**Exercise inputs:**
+++

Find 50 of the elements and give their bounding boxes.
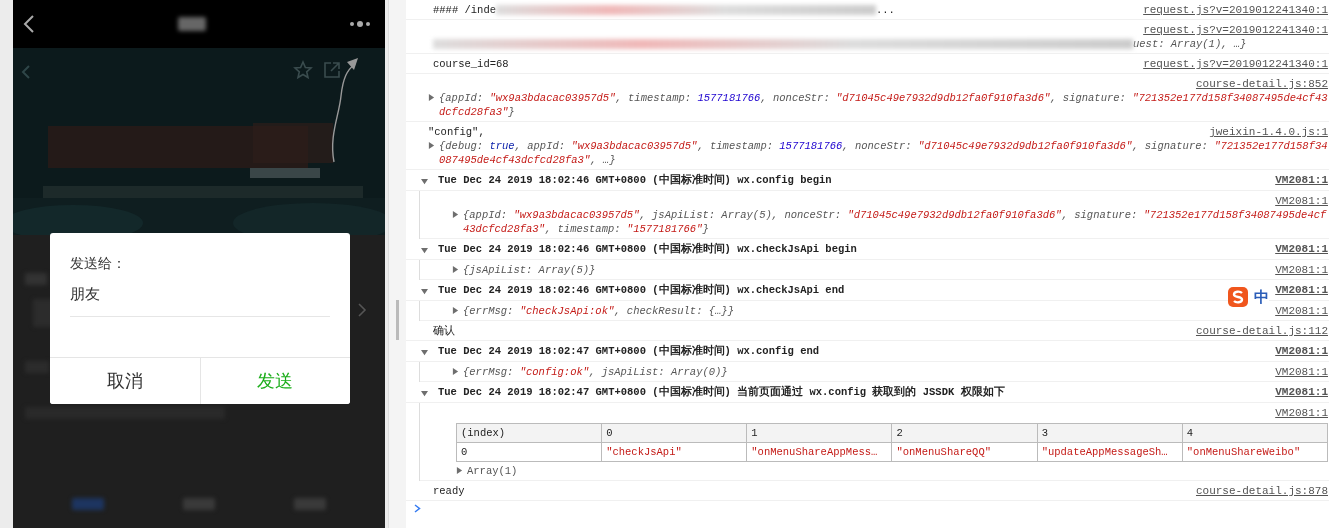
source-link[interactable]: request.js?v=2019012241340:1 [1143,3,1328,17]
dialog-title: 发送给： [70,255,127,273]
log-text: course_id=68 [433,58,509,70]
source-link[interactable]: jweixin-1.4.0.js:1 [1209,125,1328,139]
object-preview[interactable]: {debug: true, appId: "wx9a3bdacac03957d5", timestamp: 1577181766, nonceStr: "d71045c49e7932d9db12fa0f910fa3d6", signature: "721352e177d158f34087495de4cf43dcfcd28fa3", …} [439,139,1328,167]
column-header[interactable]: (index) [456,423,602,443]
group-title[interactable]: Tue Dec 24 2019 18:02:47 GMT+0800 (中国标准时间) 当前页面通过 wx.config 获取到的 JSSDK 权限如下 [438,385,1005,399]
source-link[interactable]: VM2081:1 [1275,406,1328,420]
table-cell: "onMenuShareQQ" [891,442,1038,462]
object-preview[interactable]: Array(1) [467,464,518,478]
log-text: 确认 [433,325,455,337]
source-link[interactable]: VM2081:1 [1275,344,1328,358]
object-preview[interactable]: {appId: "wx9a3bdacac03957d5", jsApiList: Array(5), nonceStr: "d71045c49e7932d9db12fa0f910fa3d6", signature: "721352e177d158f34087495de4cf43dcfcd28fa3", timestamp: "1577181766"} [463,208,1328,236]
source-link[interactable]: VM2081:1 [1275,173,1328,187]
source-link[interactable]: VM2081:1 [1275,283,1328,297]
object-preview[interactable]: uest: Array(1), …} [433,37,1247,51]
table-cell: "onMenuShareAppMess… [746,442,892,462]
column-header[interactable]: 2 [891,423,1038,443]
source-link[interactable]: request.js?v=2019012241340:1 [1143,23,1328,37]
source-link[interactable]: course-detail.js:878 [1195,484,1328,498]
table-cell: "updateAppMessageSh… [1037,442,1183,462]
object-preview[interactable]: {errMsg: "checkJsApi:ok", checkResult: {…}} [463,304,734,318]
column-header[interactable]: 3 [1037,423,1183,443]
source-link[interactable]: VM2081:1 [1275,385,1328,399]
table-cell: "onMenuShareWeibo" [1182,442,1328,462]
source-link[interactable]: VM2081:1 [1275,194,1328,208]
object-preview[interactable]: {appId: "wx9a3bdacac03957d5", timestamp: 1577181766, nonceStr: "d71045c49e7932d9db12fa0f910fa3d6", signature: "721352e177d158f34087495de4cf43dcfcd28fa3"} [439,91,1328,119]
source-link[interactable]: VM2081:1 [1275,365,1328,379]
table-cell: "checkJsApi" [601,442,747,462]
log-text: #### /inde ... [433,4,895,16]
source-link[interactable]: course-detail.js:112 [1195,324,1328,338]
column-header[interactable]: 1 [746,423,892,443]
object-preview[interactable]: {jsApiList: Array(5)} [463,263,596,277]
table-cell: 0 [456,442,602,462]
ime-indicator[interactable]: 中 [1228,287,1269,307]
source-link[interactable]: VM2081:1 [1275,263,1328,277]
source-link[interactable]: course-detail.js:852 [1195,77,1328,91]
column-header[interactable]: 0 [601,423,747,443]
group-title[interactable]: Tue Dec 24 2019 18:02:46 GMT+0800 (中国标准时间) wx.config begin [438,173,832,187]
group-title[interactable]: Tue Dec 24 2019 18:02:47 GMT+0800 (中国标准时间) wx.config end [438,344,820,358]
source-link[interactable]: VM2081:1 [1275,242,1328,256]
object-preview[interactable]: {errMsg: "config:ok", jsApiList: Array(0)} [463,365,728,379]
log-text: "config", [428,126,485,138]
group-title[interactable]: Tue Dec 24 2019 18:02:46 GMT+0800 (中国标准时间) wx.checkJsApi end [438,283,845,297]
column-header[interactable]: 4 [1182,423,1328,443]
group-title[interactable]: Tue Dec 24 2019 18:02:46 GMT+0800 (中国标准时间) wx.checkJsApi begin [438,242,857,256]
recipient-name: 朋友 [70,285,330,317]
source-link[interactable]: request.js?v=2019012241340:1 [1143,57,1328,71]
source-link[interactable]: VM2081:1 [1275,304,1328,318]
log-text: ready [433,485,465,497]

+++

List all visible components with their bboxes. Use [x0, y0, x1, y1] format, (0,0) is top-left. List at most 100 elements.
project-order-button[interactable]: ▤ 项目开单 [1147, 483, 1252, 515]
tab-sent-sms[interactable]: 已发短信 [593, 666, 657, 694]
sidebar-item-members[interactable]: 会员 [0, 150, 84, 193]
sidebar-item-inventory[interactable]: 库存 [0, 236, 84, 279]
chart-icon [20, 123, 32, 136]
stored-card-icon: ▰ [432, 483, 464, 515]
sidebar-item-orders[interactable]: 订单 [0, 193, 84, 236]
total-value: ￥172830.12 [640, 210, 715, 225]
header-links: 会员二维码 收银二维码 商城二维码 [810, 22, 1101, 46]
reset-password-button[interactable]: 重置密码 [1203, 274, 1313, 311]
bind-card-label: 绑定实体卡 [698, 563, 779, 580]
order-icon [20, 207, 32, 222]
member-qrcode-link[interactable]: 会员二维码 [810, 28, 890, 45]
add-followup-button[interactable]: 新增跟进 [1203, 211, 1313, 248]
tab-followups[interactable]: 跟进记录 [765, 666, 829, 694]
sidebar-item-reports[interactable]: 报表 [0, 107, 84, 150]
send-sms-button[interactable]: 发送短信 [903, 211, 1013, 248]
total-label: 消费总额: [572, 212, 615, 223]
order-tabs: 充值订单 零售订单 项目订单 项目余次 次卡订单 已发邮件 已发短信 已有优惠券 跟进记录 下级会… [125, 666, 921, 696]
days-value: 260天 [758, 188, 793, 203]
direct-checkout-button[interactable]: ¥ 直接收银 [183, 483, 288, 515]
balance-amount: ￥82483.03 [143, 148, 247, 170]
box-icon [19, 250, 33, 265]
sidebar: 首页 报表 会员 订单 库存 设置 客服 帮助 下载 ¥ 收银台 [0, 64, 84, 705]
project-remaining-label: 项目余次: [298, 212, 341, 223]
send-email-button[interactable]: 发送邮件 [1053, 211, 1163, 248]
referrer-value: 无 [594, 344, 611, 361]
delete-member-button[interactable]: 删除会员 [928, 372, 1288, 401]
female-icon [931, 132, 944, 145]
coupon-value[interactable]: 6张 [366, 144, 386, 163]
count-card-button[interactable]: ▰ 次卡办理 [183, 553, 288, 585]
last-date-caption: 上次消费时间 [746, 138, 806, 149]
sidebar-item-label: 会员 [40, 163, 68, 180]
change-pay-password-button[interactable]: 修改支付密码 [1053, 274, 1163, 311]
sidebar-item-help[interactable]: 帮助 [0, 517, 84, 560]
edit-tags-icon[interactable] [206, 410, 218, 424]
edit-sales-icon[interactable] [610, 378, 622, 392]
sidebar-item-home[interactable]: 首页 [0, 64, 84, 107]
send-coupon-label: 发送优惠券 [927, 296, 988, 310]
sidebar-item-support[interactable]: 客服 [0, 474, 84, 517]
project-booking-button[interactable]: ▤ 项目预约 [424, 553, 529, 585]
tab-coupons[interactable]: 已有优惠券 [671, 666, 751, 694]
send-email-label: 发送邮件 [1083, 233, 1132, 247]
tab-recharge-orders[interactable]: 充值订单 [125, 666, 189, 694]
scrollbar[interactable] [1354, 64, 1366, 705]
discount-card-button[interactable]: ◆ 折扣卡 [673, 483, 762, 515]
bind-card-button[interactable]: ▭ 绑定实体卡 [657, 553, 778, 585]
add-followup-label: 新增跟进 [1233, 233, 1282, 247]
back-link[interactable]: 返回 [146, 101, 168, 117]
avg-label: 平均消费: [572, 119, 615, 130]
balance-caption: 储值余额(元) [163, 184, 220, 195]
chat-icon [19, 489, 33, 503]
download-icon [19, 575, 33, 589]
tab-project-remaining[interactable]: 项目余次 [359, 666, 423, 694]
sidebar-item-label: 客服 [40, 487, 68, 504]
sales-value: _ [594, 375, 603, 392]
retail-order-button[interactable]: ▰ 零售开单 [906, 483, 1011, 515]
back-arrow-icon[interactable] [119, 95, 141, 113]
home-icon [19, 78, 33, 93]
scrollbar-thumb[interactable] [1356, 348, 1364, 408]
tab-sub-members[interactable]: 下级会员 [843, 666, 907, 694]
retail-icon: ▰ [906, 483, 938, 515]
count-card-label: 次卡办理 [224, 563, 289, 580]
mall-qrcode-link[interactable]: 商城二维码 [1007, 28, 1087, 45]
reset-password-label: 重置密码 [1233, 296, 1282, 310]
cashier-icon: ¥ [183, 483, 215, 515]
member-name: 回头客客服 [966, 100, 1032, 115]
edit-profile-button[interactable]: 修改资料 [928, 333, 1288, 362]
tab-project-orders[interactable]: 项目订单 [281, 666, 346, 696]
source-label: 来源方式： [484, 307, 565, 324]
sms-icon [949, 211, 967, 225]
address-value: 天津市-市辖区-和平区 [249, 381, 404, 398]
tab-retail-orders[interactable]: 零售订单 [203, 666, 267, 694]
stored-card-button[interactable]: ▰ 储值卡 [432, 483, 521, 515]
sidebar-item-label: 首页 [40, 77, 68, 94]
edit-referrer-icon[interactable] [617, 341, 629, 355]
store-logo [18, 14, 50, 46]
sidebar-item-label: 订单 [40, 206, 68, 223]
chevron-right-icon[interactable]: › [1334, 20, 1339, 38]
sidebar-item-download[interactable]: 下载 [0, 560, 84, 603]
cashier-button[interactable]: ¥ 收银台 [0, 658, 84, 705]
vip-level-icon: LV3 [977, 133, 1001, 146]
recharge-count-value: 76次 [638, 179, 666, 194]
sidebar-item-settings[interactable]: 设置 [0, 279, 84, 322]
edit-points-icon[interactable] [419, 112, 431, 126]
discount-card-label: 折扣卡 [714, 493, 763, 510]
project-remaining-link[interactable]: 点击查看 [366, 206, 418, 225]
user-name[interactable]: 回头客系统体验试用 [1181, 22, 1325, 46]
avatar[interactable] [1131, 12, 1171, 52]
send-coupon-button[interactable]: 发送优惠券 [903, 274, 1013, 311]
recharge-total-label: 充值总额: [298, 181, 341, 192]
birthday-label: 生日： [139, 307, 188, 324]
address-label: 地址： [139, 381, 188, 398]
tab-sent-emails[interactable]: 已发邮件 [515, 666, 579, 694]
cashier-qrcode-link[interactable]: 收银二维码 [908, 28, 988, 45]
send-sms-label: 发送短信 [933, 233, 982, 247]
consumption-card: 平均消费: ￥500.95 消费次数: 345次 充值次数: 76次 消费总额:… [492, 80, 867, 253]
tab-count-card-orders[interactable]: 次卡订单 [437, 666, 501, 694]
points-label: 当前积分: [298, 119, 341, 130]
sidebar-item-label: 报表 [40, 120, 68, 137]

+++

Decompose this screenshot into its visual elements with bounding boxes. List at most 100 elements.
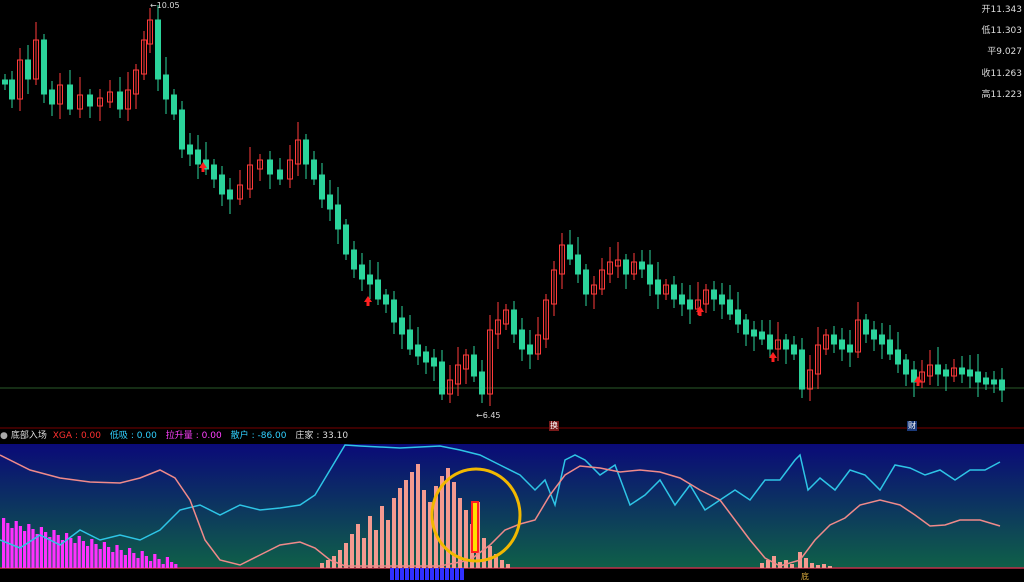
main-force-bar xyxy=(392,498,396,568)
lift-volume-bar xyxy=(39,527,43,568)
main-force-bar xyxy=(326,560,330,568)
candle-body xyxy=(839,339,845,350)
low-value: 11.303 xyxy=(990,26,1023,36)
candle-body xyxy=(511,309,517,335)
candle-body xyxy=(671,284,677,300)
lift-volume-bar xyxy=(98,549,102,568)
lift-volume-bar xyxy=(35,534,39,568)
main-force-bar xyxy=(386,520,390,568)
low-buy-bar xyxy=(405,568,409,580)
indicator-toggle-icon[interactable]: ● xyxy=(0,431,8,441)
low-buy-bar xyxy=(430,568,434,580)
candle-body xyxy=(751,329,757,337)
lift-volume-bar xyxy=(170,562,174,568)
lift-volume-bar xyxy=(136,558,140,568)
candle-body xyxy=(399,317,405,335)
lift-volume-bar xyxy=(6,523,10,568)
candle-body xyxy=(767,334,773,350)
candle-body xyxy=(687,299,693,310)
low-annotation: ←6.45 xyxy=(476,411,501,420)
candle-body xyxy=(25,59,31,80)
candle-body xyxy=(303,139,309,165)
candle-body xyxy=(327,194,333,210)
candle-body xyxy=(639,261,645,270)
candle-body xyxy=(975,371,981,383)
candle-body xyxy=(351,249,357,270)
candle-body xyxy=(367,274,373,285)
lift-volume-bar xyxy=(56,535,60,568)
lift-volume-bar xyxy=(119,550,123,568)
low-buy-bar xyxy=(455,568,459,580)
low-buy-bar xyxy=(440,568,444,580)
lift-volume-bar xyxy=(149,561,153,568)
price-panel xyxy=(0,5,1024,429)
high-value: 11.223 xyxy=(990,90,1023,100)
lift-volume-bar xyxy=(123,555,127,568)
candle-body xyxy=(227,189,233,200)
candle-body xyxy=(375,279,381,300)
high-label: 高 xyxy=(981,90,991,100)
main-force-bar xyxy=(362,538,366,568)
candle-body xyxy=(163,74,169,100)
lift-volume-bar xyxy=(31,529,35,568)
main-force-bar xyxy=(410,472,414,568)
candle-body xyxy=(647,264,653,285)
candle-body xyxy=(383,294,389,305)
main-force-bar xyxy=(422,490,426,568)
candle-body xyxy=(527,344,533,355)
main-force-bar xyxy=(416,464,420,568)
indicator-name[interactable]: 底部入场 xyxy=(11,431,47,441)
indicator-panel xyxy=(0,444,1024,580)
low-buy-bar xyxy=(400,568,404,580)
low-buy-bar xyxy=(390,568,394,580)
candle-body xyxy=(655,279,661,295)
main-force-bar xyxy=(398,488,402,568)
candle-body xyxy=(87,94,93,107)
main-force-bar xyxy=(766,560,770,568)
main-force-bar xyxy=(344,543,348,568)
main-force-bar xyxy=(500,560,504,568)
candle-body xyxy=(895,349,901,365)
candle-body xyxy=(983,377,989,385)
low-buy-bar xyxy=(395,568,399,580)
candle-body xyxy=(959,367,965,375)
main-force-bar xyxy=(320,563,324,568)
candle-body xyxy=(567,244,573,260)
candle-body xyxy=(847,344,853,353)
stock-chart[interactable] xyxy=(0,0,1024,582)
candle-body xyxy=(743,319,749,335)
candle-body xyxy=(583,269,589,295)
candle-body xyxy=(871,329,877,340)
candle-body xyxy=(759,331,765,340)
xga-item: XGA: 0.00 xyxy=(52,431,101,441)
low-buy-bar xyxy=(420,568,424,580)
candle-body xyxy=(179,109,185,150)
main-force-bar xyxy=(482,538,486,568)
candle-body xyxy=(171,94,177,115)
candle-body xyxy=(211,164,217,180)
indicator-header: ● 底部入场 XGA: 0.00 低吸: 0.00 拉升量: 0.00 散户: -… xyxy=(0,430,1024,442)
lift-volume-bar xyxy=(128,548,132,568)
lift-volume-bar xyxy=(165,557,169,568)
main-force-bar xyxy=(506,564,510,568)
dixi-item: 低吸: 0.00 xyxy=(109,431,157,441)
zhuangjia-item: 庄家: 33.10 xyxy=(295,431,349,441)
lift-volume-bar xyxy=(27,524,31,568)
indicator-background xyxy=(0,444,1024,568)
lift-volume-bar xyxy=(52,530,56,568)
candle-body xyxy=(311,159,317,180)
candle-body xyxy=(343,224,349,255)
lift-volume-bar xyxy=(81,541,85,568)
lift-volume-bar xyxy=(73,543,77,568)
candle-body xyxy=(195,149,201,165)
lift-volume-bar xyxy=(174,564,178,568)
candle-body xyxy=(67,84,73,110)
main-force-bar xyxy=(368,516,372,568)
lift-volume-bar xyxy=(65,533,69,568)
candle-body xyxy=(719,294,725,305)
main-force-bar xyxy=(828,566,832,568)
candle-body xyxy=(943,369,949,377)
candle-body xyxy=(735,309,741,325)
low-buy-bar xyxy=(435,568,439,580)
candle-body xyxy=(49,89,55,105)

+++

**Request:**
Please render everything in the material from the line containing "List all visible" down to the line containing "project-remaining-label: 项目余次: [298, 212, 341, 223]", both included, as a Markdown table with the columns Row and Line. Number each line in Row and skip any blank lines.

**Problem solution:**
| Row | Line |
|---|---|
| 1 | List all visible components with their bboxes. Use [x0, y0, x1, y1] format, (0,0) is top-left. List at most 100 elements. |
| 2 | project-order-button[interactable]: ▤ 项目开单 [1147, 483, 1252, 515] |
| 3 | tab-sent-sms[interactable]: 已发短信 [593, 666, 657, 694] |
| 4 | sidebar-item-members[interactable]: 会员 [0, 150, 84, 193] |
| 5 | sidebar-item-inventory[interactable]: 库存 [0, 236, 84, 279] |
| 6 | chart-icon [20, 123, 32, 136] |
| 7 | stored-card-icon: ▰ [432, 483, 464, 515] |
| 8 | sidebar-item-orders[interactable]: 订单 [0, 193, 84, 236] |
| 9 | total-value: ￥172830.12 [640, 210, 715, 225] |
| 10 | header-links: 会员二维码 收银二维码 商城二维码 [810, 22, 1101, 46] |
| 11 | reset-password-button[interactable]: 重置密码 [1203, 274, 1313, 311] |
| 12 | bind-card-label: 绑定实体卡 [698, 563, 779, 580] |
| 13 | order-icon [20, 207, 32, 222] |
| 14 | member-qrcode-link[interactable]: 会员二维码 [810, 28, 890, 45] |
| 15 | add-followup-button[interactable]: 新增跟进 [1203, 211, 1313, 248] |
| 16 | tab-followups[interactable]: 跟进记录 [765, 666, 829, 694] |
| 17 | sidebar-item-reports[interactable]: 报表 [0, 107, 84, 150] |
| 18 | send-sms-button[interactable]: 发送短信 [903, 211, 1013, 248] |
| 19 | total-label: 消费总额: [572, 212, 615, 223] |
| 20 | order-tabs: 充值订单 零售订单 项目订单 项目余次 次卡订单 已发邮件 已发短信 已有优惠券 跟进记录 下级会… [125, 666, 921, 696] |
| 21 | days-value: 260天 [758, 188, 793, 203] |
| 22 | direct-checkout-button[interactable]: ¥ 直接收银 [183, 483, 288, 515] |
| 23 | balance-amount: ￥82483.03 [143, 148, 247, 170] |
| 24 | box-icon [19, 250, 33, 265] |
| 25 | sidebar: 首页 报表 会员 订单 库存 设置 客服 帮助 下载 ¥ 收银台 [0, 64, 84, 705] |
| 26 | project-remaining-label: 项目余次: [298, 212, 341, 223] |